-- Begin MATERIAL FOR THIS TASK --
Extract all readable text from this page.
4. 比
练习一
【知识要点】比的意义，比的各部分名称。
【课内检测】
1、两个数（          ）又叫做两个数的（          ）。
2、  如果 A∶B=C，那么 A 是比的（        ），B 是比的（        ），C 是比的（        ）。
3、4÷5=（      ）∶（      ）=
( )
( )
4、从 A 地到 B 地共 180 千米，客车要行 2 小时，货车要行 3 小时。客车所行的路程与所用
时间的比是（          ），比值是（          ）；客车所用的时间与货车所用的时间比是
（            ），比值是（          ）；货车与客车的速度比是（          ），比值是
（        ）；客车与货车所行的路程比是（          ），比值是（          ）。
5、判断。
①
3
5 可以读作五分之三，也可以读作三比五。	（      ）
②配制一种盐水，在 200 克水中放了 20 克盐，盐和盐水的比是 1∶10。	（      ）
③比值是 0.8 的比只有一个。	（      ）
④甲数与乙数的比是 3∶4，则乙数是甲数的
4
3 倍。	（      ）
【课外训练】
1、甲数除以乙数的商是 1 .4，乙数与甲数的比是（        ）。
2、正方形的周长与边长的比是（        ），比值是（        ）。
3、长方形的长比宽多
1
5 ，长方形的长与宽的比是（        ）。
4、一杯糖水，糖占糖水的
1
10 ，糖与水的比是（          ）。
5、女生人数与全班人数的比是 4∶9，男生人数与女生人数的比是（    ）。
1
-- End MATERIAL FOR THIS TASK --
Repeat all of the entries exactly.

ANSWER TO THE PROBLEM:
Extract all readable text from this page.
4. 比
练习一
【知识要点】比的意义，比的各部分名称。
【课内检测】
1、两个数（          ）又叫做两个数的（          ）。
2、  如果 A∶B=C，那么 A 是比的（        ），B 是比的（        ），C 是比的（        ）。
3、4÷5=（      ）∶（      ）=
( )
( )
4、从 A 地到 B 地共 180 千米，客车要行 2 小时，货车要行 3 小时。客车所行的路程与所用
时间的比是（          ），比值是（          ）；客车所用的时间与货车所用的时间比是
（            ），比值是（          ）；货车与客车的速度比是（          ），比值是
（        ）；客车与货车所行的路程比是（          ），比值是（          ）。
5、判断。
①
3
5 可以读作五分之三，也可以读作三比五。	（      ）
②配制一种盐水，在 200 克水中放了 20 克盐，盐和盐水的比是 1∶10。	（      ）
③比值是 0.8 的比只有一个。	（      ）
④甲数与乙数的比是 3∶4，则乙数是甲数的
4
3 倍。	（      ）
【课外训练】
1、甲数除以乙数的商是 1 .4，乙数与甲数的比是（        ）。
2、正方形的周长与边长的比是（        ），比值是（        ）。
3、长方形的长比宽多
1
5 ，长方形的长与宽的比是（        ）。
4、一杯糖水，糖占糖水的
1
10 ，糖与水的比是（          ）。
5、女生人数与全班人数的比是 4∶9，男生人数与女生人数的比是（    ）。
1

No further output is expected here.